* [Request]:
Please write the listing below out again exactly, leaving every picture behind.

Dataset records
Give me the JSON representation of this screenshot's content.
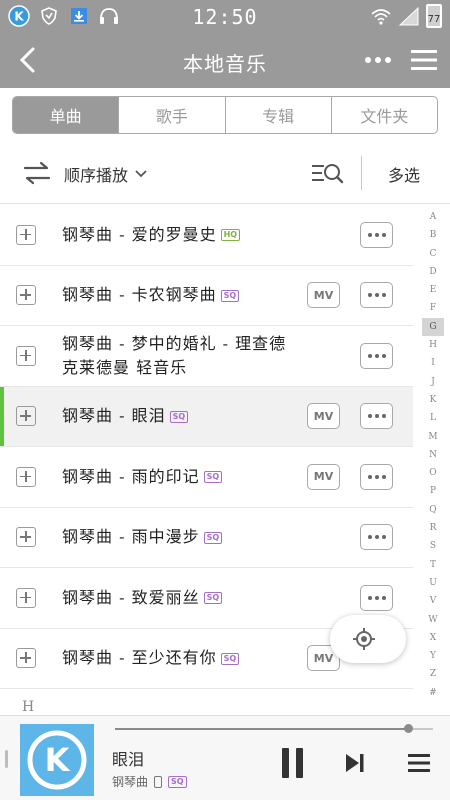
{
  "statusbar": {
    "time": "12:50",
    "battery": "77",
    "icons": [
      "kugou-app-icon",
      "shield-icon",
      "download-icon",
      "headphones-icon",
      "wifi-icon",
      "signal-icon",
      "battery-icon"
    ]
  },
  "header": {
    "title": "本地音乐",
    "back_icon": "back-arrow-icon",
    "more_icon": "more-dots-icon",
    "menu_icon": "hamburger-menu-icon"
  },
  "tabs": [
    {
      "label": "单曲",
      "active": true
    },
    {
      "label": "歌手",
      "active": false
    },
    {
      "label": "专辑",
      "active": false
    },
    {
      "label": "文件夹",
      "active": false
    }
  ],
  "toolbar": {
    "play_mode": "顺序播放",
    "multi_select": "多选"
  },
  "songs": [
    {
      "title": "钢琴曲 - 爱的罗曼史",
      "badge": "HQ",
      "mv": false
    },
    {
      "title": "钢琴曲 - 卡农钢琴曲",
      "badge": "SQ",
      "mv": true
    },
    {
      "title": "钢琴曲 - 梦中的婚礼 - 理查德克莱德曼 轻音乐",
      "badge": "",
      "mv": false
    },
    {
      "title": "钢琴曲 - 眼泪",
      "badge": "SQ",
      "mv": true,
      "playing": true
    },
    {
      "title": "钢琴曲 - 雨的印记",
      "badge": "SQ",
      "mv": true
    },
    {
      "title": "钢琴曲 - 雨中漫步",
      "badge": "SQ",
      "mv": false
    },
    {
      "title": "钢琴曲 - 致爱丽丝",
      "badge": "SQ",
      "mv": false
    },
    {
      "title": "钢琴曲 - 至少还有你",
      "badge": "SQ",
      "mv": true
    }
  ],
  "mv_label": "MV",
  "section_header": "H",
  "index_letters": [
    "A",
    "B",
    "C",
    "D",
    "E",
    "F",
    "G",
    "H",
    "I",
    "J",
    "K",
    "L",
    "M",
    "N",
    "O",
    "P",
    "Q",
    "R",
    "S",
    "T",
    "U",
    "V",
    "W",
    "X",
    "Y",
    "Z",
    "#"
  ],
  "index_active": "G",
  "player": {
    "title": "眼泪",
    "artist": "钢琴曲",
    "badge": "SQ",
    "progress": 0.92
  },
  "colors": {
    "header_bg": "#9a9a9a",
    "playing_bar": "#5fc23c",
    "hq": "#7cb342",
    "sq": "#a66ec9",
    "cover_bg": "#5eb6e8"
  }
}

* [Task response]:
Give me the JSON representation of this screenshot's content.
{
  "statusbar": {
    "time": "12:50",
    "battery": "77",
    "icons": [
      "kugou-app-icon",
      "shield-icon",
      "download-icon",
      "headphones-icon",
      "wifi-icon",
      "signal-icon",
      "battery-icon"
    ]
  },
  "header": {
    "title": "本地音乐",
    "back_icon": "back-arrow-icon",
    "more_icon": "more-dots-icon",
    "menu_icon": "hamburger-menu-icon"
  },
  "tabs": [
    {
      "label": "单曲",
      "active": true
    },
    {
      "label": "歌手",
      "active": false
    },
    {
      "label": "专辑",
      "active": false
    },
    {
      "label": "文件夹",
      "active": false
    }
  ],
  "toolbar": {
    "play_mode": "顺序播放",
    "multi_select": "多选"
  },
  "songs": [
    {
      "title": "钢琴曲 - 爱的罗曼史",
      "badge": "HQ",
      "mv": false
    },
    {
      "title": "钢琴曲 - 卡农钢琴曲",
      "badge": "SQ",
      "mv": true
    },
    {
      "title": "钢琴曲 - 梦中的婚礼 - 理查德克莱德曼 轻音乐",
      "badge": "",
      "mv": false
    },
    {
      "title": "钢琴曲 - 眼泪",
      "badge": "SQ",
      "mv": true,
      "playing": true
    },
    {
      "title": "钢琴曲 - 雨的印记",
      "badge": "SQ",
      "mv": true
    },
    {
      "title": "钢琴曲 - 雨中漫步",
      "badge": "SQ",
      "mv": false
    },
    {
      "title": "钢琴曲 - 致爱丽丝",
      "badge": "SQ",
      "mv": false
    },
    {
      "title": "钢琴曲 - 至少还有你",
      "badge": "SQ",
      "mv": true
    }
  ],
  "mv_label": "MV",
  "section_header": "H",
  "index_letters": [
    "A",
    "B",
    "C",
    "D",
    "E",
    "F",
    "G",
    "H",
    "I",
    "J",
    "K",
    "L",
    "M",
    "N",
    "O",
    "P",
    "Q",
    "R",
    "S",
    "T",
    "U",
    "V",
    "W",
    "X",
    "Y",
    "Z",
    "#"
  ],
  "index_active": "G",
  "player": {
    "title": "眼泪",
    "artist": "钢琴曲",
    "badge": "SQ",
    "progress": 0.92
  },
  "colors": {
    "header_bg": "#9a9a9a",
    "playing_bar": "#5fc23c",
    "hq": "#7cb342",
    "sq": "#a66ec9",
    "cover_bg": "#5eb6e8"
  }
}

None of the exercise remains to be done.